--- What to work on ---
Reproduce the listing verbatim.
==== Material ====
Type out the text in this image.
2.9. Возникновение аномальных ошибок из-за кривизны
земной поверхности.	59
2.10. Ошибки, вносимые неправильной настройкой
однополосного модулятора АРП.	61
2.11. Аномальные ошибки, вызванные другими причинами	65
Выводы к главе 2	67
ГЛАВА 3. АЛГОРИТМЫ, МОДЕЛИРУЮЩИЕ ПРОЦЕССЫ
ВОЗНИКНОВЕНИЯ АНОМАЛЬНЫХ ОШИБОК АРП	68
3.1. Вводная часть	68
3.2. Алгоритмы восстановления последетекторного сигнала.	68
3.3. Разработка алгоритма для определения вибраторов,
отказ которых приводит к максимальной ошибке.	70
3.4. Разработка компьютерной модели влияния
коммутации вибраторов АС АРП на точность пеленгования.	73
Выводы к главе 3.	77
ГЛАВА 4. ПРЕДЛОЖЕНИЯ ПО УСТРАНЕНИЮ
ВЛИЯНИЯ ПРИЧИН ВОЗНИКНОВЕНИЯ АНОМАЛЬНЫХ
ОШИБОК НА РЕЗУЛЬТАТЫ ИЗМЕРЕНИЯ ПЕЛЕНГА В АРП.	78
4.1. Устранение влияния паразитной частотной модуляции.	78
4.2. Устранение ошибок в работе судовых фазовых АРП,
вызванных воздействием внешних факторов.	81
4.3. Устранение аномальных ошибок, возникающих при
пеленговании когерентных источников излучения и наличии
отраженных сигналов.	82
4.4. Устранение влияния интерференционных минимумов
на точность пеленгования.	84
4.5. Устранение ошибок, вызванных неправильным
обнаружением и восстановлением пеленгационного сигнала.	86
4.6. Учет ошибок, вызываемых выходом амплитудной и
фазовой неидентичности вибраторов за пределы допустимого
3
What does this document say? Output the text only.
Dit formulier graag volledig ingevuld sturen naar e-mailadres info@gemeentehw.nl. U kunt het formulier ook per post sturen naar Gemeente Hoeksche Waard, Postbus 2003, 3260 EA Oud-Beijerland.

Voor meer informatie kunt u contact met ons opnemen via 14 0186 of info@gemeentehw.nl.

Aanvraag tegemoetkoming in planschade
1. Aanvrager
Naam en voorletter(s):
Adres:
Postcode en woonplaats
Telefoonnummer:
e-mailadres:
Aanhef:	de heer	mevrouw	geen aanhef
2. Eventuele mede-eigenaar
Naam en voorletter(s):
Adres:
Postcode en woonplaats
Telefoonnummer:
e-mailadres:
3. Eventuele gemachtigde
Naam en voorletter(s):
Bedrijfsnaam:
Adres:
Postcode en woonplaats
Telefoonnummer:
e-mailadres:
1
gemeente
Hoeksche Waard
====
--- Full answer ---
Type out the text in this image.
2.9. Возникновение аномальных ошибок из-за кривизны
земной поверхности.	59
2.10. Ошибки, вносимые неправильной настройкой
однополосного модулятора АРП.	61
2.11. Аномальные ошибки, вызванные другими причинами	65
Выводы к главе 2	67
ГЛАВА 3. АЛГОРИТМЫ, МОДЕЛИРУЮЩИЕ ПРОЦЕССЫ
ВОЗНИКНОВЕНИЯ АНОМАЛЬНЫХ ОШИБОК АРП	68
3.1. Вводная часть	68
3.2. Алгоритмы восстановления последетекторного сигнала.	68
3.3. Разработка алгоритма для определения вибраторов,
отказ которых приводит к максимальной ошибке.	70
3.4. Разработка компьютерной модели влияния
коммутации вибраторов АС АРП на точность пеленгования.	73
Выводы к главе 3.	77
ГЛАВА 4. ПРЕДЛОЖЕНИЯ ПО УСТРАНЕНИЮ
ВЛИЯНИЯ ПРИЧИН ВОЗНИКНОВЕНИЯ АНОМАЛЬНЫХ
ОШИБОК НА РЕЗУЛЬТАТЫ ИЗМЕРЕНИЯ ПЕЛЕНГА В АРП.	78
4.1. Устранение влияния паразитной частотной модуляции.	78
4.2. Устранение ошибок в работе судовых фазовых АРП,
вызванных воздействием внешних факторов.	81
4.3. Устранение аномальных ошибок, возникающих при
пеленговании когерентных источников излучения и наличии
отраженных сигналов.	82
4.4. Устранение влияния интерференционных минимумов
на точность пеленгования.	84
4.5. Устранение ошибок, вызванных неправильным
обнаружением и восстановлением пеленгационного сигнала.	86
4.6. Учет ошибок, вызываемых выходом амплитудной и
фазовой неидентичности вибраторов за пределы допустимого
3
What does this document say? Output the text only.
Dit formulier graag volledig ingevuld sturen naar e-mailadres info@gemeentehw.nl. U kunt het formulier ook per post sturen naar Gemeente Hoeksche Waard, Postbus 2003, 3260 EA Oud-Beijerland.

Voor meer informatie kunt u contact met ons opnemen via 14 0186 of info@gemeentehw.nl.

Aanvraag tegemoetkoming in planschade
1. Aanvrager
Naam en voorletter(s):
Adres:
Postcode en woonplaats
Telefoonnummer:
e-mailadres:
Aanhef:	de heer	mevrouw	geen aanhef
2. Eventuele mede-eigenaar
Naam en voorletter(s):
Adres:
Postcode en woonplaats
Telefoonnummer:
e-mailadres:
3. Eventuele gemachtigde
Naam en voorletter(s):
Bedrijfsnaam:
Adres:
Postcode en woonplaats
Telefoonnummer:
e-mailadres:
1
gemeente
Hoeksche Waard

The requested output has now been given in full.